**PROVIDED RECORDS:**
---*---
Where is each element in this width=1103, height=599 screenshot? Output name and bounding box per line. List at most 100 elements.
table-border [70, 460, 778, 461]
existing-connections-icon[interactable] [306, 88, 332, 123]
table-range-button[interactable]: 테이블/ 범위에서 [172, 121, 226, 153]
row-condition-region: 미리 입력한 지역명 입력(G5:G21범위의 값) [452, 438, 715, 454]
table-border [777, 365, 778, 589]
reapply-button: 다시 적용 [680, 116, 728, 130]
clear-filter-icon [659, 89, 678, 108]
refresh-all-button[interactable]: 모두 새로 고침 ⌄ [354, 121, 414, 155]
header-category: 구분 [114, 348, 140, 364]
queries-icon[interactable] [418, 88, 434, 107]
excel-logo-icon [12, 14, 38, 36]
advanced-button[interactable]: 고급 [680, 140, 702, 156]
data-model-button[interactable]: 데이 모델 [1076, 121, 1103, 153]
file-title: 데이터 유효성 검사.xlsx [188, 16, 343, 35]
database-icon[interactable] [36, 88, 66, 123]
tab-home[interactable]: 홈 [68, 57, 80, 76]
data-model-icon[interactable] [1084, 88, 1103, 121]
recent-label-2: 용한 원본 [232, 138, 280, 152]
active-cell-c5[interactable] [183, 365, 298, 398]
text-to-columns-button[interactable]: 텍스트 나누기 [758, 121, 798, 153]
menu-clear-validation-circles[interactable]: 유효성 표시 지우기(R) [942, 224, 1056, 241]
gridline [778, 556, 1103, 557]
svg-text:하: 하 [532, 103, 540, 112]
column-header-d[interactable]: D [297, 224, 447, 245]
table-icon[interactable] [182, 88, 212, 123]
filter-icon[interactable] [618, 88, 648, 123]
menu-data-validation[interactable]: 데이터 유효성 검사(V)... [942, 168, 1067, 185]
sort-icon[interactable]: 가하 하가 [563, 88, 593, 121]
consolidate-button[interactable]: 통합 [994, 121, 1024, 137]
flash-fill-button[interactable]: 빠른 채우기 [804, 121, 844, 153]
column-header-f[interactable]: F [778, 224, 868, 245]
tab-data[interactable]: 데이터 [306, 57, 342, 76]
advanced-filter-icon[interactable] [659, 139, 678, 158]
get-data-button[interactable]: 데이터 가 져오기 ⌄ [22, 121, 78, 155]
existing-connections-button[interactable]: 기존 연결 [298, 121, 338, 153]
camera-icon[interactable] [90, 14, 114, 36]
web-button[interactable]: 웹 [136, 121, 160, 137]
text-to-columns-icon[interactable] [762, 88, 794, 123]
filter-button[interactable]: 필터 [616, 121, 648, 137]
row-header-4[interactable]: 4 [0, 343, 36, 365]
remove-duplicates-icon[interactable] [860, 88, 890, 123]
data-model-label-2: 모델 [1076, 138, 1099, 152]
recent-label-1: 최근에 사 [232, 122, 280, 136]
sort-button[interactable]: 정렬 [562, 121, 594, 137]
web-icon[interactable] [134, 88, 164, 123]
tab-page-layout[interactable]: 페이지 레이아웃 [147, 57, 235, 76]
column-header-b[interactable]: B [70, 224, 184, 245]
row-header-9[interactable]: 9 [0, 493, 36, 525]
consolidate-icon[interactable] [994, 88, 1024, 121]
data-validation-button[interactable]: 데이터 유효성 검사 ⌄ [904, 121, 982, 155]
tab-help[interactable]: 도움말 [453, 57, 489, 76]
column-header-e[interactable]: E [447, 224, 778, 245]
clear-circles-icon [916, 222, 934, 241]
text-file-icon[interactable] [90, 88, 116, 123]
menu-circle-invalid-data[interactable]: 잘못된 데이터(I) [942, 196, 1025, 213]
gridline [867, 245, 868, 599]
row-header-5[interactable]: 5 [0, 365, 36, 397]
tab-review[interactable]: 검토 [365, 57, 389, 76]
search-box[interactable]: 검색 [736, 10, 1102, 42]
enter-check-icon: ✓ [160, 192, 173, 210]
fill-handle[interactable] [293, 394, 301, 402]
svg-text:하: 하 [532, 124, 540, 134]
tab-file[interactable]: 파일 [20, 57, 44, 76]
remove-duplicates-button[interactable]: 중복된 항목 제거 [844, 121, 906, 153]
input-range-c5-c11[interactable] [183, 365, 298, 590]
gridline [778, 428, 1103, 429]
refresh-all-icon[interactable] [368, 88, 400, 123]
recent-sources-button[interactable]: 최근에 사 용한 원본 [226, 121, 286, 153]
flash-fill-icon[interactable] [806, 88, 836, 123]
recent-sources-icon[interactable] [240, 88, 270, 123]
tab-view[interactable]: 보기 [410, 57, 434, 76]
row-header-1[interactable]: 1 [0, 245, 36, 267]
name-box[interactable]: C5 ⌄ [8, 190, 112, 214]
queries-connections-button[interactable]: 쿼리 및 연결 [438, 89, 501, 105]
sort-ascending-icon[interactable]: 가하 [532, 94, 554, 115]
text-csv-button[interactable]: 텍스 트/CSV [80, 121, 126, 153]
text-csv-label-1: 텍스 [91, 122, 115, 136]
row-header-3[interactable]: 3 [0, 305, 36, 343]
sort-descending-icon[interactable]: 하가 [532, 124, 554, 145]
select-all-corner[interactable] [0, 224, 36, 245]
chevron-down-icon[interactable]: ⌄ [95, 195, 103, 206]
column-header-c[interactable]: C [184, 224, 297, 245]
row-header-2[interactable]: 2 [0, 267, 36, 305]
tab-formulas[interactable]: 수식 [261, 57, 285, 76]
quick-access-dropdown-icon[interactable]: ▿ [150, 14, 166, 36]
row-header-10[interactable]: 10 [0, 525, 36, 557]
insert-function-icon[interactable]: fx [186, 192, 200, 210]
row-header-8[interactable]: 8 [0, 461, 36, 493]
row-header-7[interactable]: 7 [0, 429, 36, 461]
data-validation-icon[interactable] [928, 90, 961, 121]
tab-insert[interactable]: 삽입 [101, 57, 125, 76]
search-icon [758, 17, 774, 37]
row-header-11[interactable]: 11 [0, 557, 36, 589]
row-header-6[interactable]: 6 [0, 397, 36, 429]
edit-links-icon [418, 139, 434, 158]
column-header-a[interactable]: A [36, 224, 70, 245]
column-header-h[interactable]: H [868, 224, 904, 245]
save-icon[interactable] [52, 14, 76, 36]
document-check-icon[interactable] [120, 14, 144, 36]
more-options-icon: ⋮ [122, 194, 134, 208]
---*---
**STATED PROBLEM:** Copy every line of the items above word for word, without altering anything.

**SOLUTION:**
Where is each element in this width=1103, height=599 screenshot? Output name and bounding box per line. List at most 100 elements.
table-border [70, 460, 778, 461]
existing-connections-icon[interactable] [306, 88, 332, 123]
table-range-button[interactable]: 테이블/ 범위에서 [172, 121, 226, 153]
row-condition-region: 미리 입력한 지역명 입력(G5:G21범위의 값) [452, 438, 715, 454]
table-border [777, 365, 778, 589]
reapply-button: 다시 적용 [680, 116, 728, 130]
clear-filter-icon [659, 89, 678, 108]
refresh-all-button[interactable]: 모두 새로 고침 ⌄ [354, 121, 414, 155]
header-category: 구분 [114, 348, 140, 364]
queries-icon[interactable] [418, 88, 434, 107]
excel-logo-icon [12, 14, 38, 36]
advanced-button[interactable]: 고급 [680, 140, 702, 156]
data-model-button[interactable]: 데이 모델 [1076, 121, 1103, 153]
file-title: 데이터 유효성 검사.xlsx [188, 16, 343, 35]
database-icon[interactable] [36, 88, 66, 123]
tab-home[interactable]: 홈 [68, 57, 80, 76]
data-model-icon[interactable] [1084, 88, 1103, 121]
recent-label-2: 용한 원본 [232, 138, 280, 152]
active-cell-c5[interactable] [183, 365, 298, 398]
text-to-columns-button[interactable]: 텍스트 나누기 [758, 121, 798, 153]
menu-clear-validation-circles[interactable]: 유효성 표시 지우기(R) [942, 224, 1056, 241]
gridline [778, 556, 1103, 557]
svg-text:하: 하 [532, 103, 540, 112]
column-header-d[interactable]: D [297, 224, 447, 245]
table-icon[interactable] [182, 88, 212, 123]
filter-icon[interactable] [618, 88, 648, 123]
menu-data-validation[interactable]: 데이터 유효성 검사(V)... [942, 168, 1067, 185]
sort-icon[interactable]: 가하 하가 [563, 88, 593, 121]
consolidate-button[interactable]: 통합 [994, 121, 1024, 137]
flash-fill-button[interactable]: 빠른 채우기 [804, 121, 844, 153]
column-header-f[interactable]: F [778, 224, 868, 245]
tab-data[interactable]: 데이터 [306, 57, 342, 76]
advanced-filter-icon[interactable] [659, 139, 678, 158]
get-data-button[interactable]: 데이터 가 져오기 ⌄ [22, 121, 78, 155]
existing-connections-button[interactable]: 기존 연결 [298, 121, 338, 153]
camera-icon[interactable] [90, 14, 114, 36]
web-button[interactable]: 웹 [136, 121, 160, 137]
text-to-columns-icon[interactable] [762, 88, 794, 123]
filter-button[interactable]: 필터 [616, 121, 648, 137]
row-header-4[interactable]: 4 [0, 343, 36, 365]
remove-duplicates-icon[interactable] [860, 88, 890, 123]
data-model-label-2: 모델 [1076, 138, 1099, 152]
recent-label-1: 최근에 사 [232, 122, 280, 136]
sort-button[interactable]: 정렬 [562, 121, 594, 137]
web-icon[interactable] [134, 88, 164, 123]
tab-page-layout[interactable]: 페이지 레이아웃 [147, 57, 235, 76]
column-header-b[interactable]: B [70, 224, 184, 245]
row-header-9[interactable]: 9 [0, 493, 36, 525]
consolidate-icon[interactable] [994, 88, 1024, 121]
data-validation-button[interactable]: 데이터 유효성 검사 ⌄ [904, 121, 982, 155]
tab-help[interactable]: 도움말 [453, 57, 489, 76]
column-header-e[interactable]: E [447, 224, 778, 245]
clear-circles-icon [916, 222, 934, 241]
text-file-icon[interactable] [90, 88, 116, 123]
menu-circle-invalid-data[interactable]: 잘못된 데이터(I) [942, 196, 1025, 213]
gridline [867, 245, 868, 599]
row-header-5[interactable]: 5 [0, 365, 36, 397]
tab-review[interactable]: 검토 [365, 57, 389, 76]
search-box[interactable]: 검색 [736, 10, 1102, 42]
enter-check-icon: ✓ [160, 192, 173, 210]
fill-handle[interactable] [293, 394, 301, 402]
svg-text:하: 하 [532, 124, 540, 134]
tab-file[interactable]: 파일 [20, 57, 44, 76]
remove-duplicates-button[interactable]: 중복된 항목 제거 [844, 121, 906, 153]
input-range-c5-c11[interactable] [183, 365, 298, 590]
gridline [778, 428, 1103, 429]
refresh-all-icon[interactable] [368, 88, 400, 123]
recent-sources-button[interactable]: 최근에 사 용한 원본 [226, 121, 286, 153]
flash-fill-icon[interactable] [806, 88, 836, 123]
recent-sources-icon[interactable] [240, 88, 270, 123]
tab-view[interactable]: 보기 [410, 57, 434, 76]
row-header-1[interactable]: 1 [0, 245, 36, 267]
name-box[interactable]: C5 ⌄ [8, 190, 112, 214]
queries-connections-button[interactable]: 쿼리 및 연결 [438, 89, 501, 105]
sort-ascending-icon[interactable]: 가하 [532, 94, 554, 115]
text-csv-button[interactable]: 텍스 트/CSV [80, 121, 126, 153]
text-csv-label-1: 텍스 [91, 122, 115, 136]
row-header-3[interactable]: 3 [0, 305, 36, 343]
sort-descending-icon[interactable]: 하가 [532, 124, 554, 145]
select-all-corner[interactable] [0, 224, 36, 245]
chevron-down-icon[interactable]: ⌄ [95, 195, 103, 206]
column-header-c[interactable]: C [184, 224, 297, 245]
row-header-2[interactable]: 2 [0, 267, 36, 305]
tab-formulas[interactable]: 수식 [261, 57, 285, 76]
quick-access-dropdown-icon[interactable]: ▿ [150, 14, 166, 36]
row-header-10[interactable]: 10 [0, 525, 36, 557]
insert-function-icon[interactable]: fx [186, 192, 200, 210]
row-header-8[interactable]: 8 [0, 461, 36, 493]
row-header-7[interactable]: 7 [0, 429, 36, 461]
data-validation-icon[interactable] [928, 90, 961, 121]
tab-insert[interactable]: 삽입 [101, 57, 125, 76]
search-icon [758, 17, 774, 37]
row-header-11[interactable]: 11 [0, 557, 36, 589]
row-header-6[interactable]: 6 [0, 397, 36, 429]
edit-links-icon [418, 139, 434, 158]
column-header-a[interactable]: A [36, 224, 70, 245]
column-header-h[interactable]: H [868, 224, 904, 245]
save-icon[interactable] [52, 14, 76, 36]
document-check-icon[interactable] [120, 14, 144, 36]
more-options-icon: ⋮ [122, 194, 134, 208]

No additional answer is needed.